▶ _ENTRIES SUPPLIED_
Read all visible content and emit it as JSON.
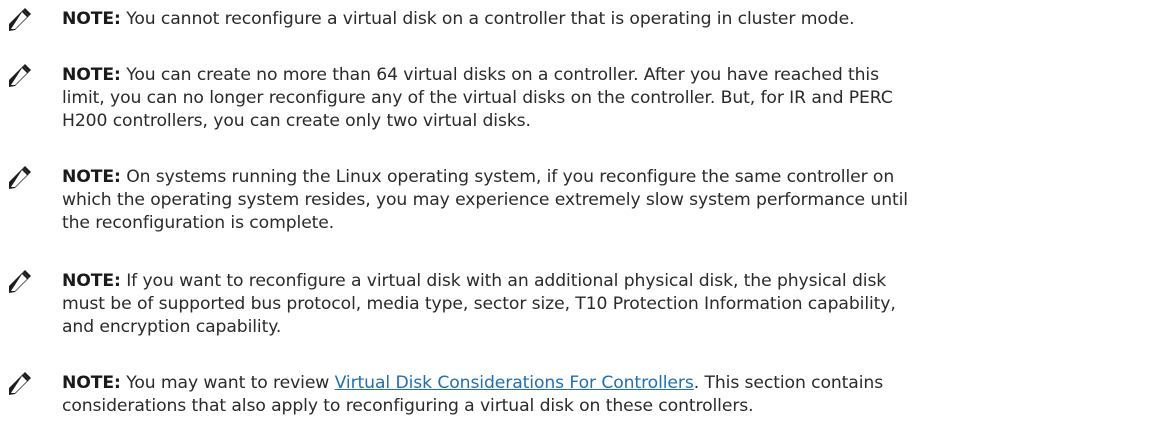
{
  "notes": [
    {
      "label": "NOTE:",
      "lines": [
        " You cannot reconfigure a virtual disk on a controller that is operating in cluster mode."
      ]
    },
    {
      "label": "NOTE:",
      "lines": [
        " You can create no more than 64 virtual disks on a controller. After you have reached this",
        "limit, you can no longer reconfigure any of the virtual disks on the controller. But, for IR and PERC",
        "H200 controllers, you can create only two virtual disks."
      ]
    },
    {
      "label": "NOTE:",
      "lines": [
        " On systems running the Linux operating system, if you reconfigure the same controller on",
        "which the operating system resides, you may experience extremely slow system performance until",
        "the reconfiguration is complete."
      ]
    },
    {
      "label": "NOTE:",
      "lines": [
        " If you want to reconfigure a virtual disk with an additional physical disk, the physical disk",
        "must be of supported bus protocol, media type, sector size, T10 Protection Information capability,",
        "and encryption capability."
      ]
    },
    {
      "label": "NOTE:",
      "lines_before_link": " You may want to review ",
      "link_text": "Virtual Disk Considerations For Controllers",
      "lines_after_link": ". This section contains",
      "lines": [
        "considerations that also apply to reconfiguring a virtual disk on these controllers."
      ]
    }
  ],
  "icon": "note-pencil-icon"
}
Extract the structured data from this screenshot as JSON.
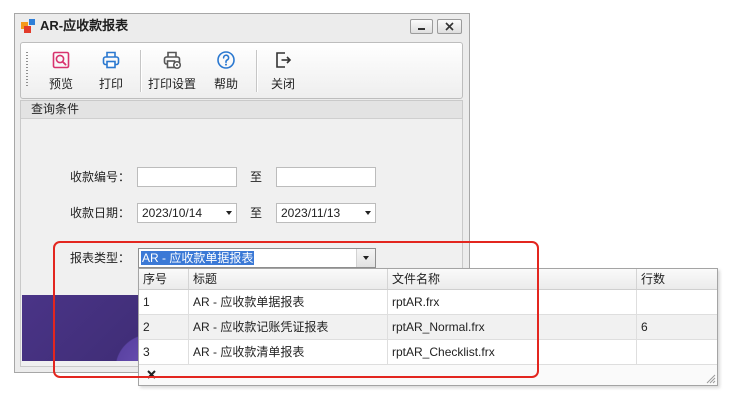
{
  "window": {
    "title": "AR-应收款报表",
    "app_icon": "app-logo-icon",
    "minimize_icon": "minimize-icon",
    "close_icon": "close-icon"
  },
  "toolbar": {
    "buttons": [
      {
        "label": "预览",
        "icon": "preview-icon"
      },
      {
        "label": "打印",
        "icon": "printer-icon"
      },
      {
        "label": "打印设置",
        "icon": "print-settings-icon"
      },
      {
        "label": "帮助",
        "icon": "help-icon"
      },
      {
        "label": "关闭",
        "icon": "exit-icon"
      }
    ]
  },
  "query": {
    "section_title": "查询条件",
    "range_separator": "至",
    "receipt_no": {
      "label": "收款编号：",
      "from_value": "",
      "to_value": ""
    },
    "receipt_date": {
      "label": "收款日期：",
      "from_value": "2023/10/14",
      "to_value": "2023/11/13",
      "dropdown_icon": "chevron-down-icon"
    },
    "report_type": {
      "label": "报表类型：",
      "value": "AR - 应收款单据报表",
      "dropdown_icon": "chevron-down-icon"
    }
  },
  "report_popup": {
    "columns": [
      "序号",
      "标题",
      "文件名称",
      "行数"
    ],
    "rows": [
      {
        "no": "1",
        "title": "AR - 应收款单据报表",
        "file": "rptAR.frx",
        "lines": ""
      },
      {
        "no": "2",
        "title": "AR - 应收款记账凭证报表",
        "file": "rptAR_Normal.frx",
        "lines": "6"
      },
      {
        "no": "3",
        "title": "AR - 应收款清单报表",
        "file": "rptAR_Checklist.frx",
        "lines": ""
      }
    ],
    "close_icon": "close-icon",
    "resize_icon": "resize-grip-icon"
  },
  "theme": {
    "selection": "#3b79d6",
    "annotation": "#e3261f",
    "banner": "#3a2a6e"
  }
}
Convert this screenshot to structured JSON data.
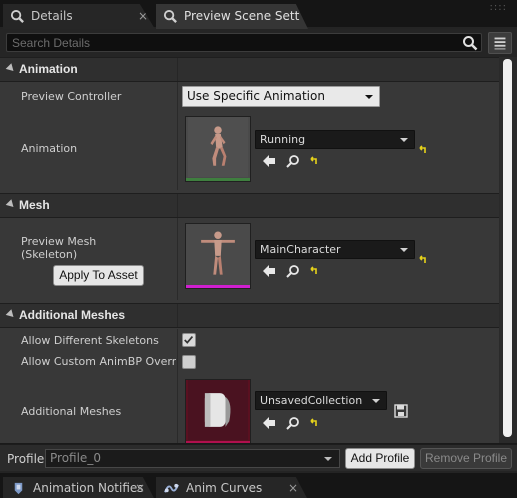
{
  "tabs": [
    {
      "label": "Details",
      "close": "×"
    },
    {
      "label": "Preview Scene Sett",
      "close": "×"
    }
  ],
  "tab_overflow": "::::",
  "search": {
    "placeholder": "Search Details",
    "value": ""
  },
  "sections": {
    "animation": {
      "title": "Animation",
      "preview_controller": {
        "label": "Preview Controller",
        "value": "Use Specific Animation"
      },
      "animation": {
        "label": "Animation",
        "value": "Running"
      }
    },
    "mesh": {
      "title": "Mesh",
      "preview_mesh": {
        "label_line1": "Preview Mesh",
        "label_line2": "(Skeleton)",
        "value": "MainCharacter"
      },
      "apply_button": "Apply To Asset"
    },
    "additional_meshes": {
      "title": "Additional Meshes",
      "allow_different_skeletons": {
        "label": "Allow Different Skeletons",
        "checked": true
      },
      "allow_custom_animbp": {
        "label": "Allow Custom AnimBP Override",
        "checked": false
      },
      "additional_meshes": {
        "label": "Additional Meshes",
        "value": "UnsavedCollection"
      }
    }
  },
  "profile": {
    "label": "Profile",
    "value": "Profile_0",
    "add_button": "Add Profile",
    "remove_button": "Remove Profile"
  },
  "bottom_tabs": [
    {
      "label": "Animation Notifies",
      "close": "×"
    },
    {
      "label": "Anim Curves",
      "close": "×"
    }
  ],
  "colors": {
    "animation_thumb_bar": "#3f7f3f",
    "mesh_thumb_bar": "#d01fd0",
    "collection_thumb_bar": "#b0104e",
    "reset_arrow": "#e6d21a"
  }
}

==

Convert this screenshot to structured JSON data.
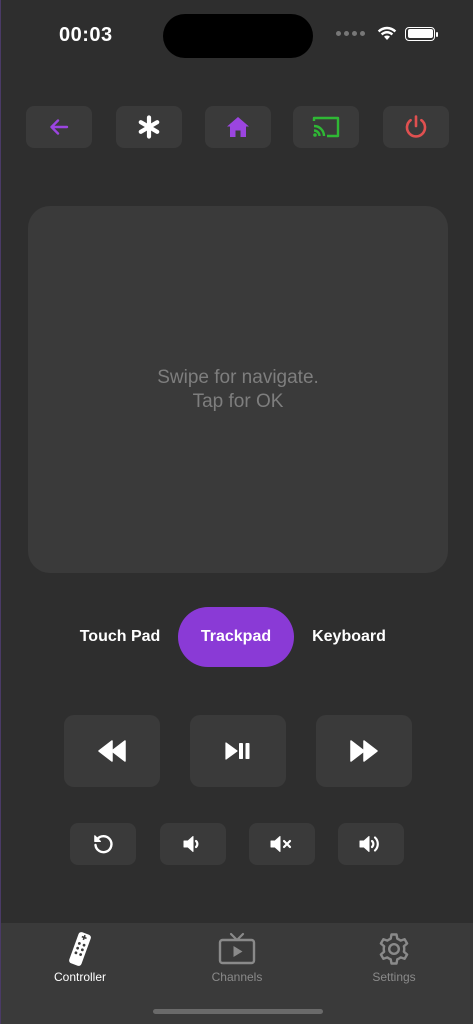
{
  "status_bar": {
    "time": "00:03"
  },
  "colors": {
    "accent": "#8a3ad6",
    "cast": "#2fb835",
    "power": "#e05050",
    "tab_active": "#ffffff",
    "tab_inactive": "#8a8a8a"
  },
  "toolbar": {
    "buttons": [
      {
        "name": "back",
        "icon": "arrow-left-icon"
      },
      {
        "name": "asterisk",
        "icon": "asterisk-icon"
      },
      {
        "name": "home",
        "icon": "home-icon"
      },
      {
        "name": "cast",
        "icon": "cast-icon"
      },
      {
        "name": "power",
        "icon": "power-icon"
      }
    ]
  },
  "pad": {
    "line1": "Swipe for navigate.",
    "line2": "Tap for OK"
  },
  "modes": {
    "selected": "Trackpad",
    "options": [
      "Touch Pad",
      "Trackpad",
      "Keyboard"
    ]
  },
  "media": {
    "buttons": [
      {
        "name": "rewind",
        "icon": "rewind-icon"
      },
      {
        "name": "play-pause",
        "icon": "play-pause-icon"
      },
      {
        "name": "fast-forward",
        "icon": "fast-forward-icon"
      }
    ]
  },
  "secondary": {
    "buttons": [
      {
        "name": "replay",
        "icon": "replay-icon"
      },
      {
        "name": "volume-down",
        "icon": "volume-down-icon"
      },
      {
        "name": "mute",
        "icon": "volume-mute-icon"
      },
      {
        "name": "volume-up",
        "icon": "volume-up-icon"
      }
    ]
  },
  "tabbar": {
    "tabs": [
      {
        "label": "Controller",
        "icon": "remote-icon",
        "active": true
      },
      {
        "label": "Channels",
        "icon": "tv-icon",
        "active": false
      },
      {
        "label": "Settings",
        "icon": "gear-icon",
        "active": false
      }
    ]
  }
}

...

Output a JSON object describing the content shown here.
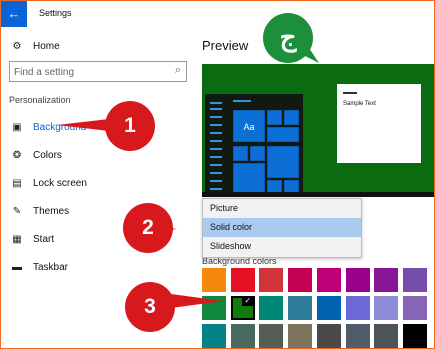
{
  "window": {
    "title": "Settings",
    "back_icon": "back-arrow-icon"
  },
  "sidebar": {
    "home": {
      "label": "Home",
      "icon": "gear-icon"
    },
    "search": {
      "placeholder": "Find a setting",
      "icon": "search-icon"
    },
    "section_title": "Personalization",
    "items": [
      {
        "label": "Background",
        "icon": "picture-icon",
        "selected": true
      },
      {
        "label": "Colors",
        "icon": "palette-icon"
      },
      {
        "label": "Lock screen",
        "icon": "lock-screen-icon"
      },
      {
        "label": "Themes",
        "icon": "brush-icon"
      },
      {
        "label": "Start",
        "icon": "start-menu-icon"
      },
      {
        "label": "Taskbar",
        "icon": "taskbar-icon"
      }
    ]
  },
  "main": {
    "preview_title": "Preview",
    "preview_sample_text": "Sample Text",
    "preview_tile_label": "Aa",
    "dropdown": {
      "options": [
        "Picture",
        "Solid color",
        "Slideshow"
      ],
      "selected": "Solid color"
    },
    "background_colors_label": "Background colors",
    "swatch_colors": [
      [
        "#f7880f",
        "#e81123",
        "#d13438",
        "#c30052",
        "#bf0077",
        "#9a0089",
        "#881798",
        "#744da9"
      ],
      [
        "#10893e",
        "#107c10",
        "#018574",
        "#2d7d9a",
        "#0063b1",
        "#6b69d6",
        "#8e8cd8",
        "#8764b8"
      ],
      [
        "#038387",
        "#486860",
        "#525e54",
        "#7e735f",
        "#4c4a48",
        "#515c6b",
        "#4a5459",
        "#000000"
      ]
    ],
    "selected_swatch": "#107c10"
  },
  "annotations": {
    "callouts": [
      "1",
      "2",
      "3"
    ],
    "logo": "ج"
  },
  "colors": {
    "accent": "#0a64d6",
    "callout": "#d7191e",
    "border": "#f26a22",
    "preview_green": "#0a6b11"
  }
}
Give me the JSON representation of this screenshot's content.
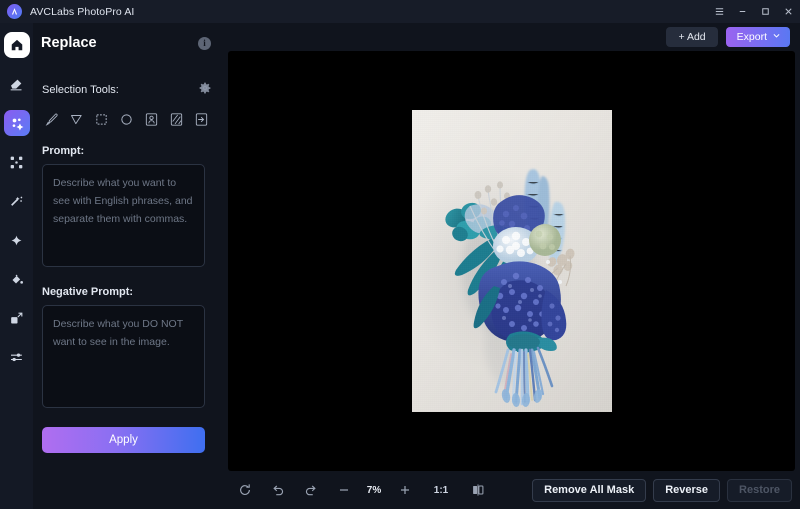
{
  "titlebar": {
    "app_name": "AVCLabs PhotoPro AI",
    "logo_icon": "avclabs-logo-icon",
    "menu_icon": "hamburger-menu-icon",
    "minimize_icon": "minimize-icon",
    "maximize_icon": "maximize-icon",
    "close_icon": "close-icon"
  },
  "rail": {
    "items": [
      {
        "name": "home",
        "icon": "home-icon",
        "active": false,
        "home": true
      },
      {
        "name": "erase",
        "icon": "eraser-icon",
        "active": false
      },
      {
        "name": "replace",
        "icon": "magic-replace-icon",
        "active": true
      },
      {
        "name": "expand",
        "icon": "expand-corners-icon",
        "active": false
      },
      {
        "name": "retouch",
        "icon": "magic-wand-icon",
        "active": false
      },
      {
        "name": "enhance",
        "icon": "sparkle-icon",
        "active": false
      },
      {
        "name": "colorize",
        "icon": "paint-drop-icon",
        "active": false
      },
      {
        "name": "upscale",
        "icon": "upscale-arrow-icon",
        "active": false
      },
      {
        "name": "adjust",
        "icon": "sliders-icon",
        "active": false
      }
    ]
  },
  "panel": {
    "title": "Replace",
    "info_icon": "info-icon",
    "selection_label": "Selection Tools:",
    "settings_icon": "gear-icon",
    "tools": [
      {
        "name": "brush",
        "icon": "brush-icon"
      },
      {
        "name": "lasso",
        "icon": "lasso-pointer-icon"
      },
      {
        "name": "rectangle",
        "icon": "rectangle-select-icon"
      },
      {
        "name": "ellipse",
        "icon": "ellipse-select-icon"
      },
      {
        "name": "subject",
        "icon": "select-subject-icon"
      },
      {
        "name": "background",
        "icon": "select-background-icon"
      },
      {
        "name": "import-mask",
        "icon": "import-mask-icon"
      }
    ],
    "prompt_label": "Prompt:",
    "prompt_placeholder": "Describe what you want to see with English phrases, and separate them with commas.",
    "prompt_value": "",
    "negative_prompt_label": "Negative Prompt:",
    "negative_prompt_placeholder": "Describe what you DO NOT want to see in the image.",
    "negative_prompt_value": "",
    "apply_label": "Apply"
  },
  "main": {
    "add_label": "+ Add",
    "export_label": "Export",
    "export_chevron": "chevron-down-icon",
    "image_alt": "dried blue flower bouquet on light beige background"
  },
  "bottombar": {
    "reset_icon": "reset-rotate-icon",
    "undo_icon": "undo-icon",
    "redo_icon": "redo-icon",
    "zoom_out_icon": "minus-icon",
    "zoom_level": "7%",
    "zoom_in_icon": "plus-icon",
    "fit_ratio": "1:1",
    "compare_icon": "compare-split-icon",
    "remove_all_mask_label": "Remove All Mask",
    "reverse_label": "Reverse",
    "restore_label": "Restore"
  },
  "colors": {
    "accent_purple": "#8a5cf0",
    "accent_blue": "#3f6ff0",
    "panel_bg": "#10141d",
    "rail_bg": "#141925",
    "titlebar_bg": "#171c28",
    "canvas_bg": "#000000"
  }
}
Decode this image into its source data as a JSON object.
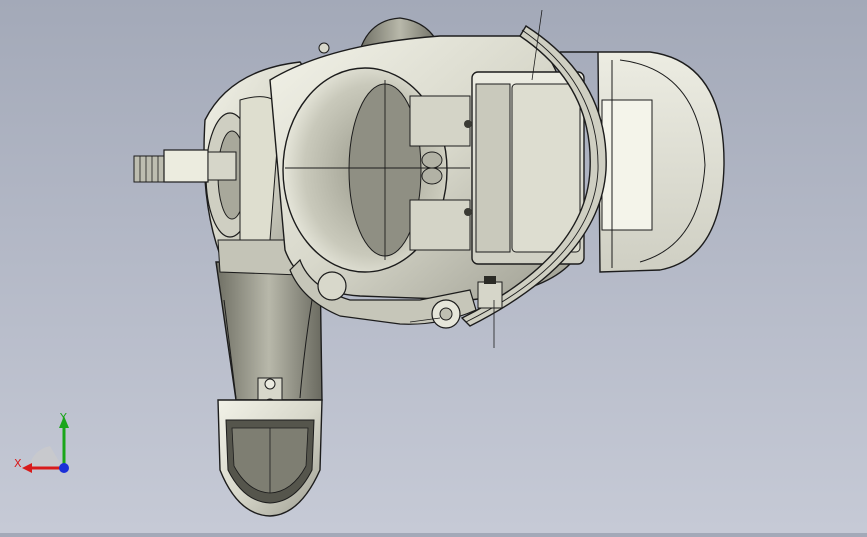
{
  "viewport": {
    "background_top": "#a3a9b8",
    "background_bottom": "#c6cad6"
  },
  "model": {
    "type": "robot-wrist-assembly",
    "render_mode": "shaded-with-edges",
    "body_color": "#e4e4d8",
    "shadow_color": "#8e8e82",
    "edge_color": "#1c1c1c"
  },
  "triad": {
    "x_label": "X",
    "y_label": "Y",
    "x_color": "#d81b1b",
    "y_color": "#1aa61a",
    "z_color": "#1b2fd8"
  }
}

▶ _WHAT IS REQUIRED_
Look through the material above. Copy each line where the word "volume" appears.

▶ _EXERCISE SOLUTION_
        "name": "volume-down",
        "icon": "volume-down-icon"
        "icon": "volume-mute-icon"
        "name": "volume-up",
        "icon": "volume-up-icon"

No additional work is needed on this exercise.